Exercise aim: Give the count of lines in the data that include "giác", with no other words.

Task inputs:
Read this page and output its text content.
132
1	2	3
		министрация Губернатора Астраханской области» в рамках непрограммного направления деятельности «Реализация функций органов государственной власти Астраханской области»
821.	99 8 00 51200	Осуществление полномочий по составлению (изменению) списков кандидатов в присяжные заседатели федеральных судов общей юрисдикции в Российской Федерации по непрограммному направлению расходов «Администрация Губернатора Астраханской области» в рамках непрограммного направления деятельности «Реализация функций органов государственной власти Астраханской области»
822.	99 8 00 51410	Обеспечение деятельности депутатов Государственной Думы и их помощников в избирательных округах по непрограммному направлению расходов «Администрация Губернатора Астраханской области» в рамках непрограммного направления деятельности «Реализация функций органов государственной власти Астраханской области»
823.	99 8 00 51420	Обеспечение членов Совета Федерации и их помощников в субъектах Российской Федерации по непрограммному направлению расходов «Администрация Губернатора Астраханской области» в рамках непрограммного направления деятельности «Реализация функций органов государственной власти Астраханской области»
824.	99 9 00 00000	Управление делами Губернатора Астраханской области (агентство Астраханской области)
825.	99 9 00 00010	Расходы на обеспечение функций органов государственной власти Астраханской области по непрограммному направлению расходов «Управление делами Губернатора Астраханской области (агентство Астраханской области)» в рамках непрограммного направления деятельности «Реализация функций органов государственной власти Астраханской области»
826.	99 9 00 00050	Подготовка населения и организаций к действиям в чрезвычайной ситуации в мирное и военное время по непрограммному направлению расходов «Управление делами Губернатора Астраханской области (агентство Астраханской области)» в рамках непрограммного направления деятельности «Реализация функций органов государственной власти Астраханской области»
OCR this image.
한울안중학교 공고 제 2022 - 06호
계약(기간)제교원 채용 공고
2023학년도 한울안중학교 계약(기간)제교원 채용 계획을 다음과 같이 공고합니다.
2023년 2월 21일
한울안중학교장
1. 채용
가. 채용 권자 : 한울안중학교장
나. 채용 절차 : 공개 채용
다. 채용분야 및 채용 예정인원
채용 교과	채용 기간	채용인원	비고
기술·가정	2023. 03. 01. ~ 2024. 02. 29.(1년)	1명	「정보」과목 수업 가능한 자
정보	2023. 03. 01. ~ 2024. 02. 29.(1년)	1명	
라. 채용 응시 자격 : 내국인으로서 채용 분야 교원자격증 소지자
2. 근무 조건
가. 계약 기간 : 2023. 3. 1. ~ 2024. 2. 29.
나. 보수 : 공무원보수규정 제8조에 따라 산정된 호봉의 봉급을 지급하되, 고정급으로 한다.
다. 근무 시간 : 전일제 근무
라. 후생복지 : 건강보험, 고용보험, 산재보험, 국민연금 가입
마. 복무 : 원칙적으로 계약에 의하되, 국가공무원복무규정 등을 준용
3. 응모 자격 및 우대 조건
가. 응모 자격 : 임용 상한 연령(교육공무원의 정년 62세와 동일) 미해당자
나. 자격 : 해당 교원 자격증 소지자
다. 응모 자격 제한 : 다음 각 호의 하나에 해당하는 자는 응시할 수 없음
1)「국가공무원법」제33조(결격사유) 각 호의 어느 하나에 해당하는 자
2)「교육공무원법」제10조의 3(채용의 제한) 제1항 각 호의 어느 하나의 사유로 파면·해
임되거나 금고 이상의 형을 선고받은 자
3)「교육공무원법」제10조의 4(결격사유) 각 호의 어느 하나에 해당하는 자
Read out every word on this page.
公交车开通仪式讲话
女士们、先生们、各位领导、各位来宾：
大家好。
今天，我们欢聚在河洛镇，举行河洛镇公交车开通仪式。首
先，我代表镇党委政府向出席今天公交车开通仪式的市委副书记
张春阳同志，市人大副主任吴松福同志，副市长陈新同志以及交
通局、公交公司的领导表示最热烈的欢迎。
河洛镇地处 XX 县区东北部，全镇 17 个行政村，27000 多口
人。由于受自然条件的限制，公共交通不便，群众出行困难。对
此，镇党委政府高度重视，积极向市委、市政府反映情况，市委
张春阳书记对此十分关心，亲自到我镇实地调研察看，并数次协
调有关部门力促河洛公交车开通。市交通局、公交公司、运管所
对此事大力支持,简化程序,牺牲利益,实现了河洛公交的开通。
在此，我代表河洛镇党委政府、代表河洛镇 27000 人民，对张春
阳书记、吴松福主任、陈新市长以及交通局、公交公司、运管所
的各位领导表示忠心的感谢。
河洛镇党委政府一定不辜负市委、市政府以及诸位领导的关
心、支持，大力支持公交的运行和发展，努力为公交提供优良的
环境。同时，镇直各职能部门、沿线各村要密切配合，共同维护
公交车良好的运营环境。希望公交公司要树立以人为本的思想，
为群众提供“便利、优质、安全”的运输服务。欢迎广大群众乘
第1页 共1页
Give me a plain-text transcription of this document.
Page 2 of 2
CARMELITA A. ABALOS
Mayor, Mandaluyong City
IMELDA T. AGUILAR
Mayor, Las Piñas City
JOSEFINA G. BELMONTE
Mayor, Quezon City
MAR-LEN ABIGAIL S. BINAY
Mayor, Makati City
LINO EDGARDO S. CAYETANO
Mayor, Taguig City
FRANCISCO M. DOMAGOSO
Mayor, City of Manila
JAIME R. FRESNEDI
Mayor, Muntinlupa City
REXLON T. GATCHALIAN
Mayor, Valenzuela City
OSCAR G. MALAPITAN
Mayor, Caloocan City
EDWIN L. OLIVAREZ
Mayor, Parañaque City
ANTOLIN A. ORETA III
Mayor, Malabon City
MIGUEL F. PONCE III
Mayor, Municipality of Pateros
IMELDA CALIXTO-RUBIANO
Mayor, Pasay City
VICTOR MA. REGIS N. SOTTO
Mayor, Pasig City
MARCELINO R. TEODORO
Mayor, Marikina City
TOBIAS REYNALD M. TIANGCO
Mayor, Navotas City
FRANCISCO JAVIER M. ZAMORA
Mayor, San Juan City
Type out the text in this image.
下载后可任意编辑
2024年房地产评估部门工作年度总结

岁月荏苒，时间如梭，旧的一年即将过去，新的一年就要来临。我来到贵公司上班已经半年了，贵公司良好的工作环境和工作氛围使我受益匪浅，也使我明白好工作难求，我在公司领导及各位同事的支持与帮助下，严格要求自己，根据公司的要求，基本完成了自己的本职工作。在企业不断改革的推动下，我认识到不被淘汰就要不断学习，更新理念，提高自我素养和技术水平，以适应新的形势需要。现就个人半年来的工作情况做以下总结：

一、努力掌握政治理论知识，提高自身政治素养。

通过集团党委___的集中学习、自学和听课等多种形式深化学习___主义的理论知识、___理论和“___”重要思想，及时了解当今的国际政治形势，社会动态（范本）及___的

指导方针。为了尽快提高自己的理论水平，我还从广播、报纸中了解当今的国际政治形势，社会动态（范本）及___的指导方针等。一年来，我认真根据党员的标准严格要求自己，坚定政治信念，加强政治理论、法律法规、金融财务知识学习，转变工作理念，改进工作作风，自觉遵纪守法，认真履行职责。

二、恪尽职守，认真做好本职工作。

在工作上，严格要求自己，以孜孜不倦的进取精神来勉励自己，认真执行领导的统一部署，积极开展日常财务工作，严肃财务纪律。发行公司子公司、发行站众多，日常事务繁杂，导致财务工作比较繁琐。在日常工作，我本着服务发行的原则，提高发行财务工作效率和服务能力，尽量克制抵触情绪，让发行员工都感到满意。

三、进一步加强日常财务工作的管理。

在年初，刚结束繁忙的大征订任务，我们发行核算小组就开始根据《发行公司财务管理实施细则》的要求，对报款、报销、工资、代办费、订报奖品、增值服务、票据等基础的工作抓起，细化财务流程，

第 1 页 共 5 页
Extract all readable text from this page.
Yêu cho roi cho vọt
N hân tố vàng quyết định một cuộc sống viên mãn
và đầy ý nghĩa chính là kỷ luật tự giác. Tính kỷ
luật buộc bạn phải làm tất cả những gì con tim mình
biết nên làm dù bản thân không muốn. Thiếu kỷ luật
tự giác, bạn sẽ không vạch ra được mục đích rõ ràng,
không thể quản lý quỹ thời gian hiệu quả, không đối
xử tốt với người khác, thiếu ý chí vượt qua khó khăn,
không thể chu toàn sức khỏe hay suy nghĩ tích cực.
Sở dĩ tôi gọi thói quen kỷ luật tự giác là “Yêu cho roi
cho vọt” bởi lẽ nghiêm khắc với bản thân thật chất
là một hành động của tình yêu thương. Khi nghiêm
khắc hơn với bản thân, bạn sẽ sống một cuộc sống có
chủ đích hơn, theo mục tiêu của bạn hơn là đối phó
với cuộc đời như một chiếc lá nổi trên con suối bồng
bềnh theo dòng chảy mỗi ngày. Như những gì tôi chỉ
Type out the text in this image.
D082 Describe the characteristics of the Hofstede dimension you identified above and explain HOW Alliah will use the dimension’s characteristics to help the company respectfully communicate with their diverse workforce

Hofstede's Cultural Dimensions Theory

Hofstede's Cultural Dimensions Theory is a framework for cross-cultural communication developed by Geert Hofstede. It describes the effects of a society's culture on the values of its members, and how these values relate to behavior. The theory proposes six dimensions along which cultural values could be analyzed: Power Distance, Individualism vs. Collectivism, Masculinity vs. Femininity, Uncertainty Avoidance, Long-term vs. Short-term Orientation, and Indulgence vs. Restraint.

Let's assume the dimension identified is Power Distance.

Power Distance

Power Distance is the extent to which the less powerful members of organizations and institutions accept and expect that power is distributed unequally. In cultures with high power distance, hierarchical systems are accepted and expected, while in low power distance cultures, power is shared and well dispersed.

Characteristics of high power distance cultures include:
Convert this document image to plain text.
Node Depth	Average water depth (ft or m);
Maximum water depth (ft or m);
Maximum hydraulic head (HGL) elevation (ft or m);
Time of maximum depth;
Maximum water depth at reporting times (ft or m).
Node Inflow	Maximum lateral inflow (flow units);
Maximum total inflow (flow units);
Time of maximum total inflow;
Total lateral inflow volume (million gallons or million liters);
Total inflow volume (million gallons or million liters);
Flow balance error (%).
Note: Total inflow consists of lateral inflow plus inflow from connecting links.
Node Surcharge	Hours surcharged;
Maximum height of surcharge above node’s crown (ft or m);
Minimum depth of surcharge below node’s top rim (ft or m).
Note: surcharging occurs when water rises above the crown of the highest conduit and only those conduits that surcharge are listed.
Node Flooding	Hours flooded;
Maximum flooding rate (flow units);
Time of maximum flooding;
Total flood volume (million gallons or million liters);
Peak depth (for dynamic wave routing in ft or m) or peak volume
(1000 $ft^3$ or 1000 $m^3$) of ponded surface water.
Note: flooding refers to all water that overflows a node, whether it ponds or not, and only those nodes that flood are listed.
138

Full response: 3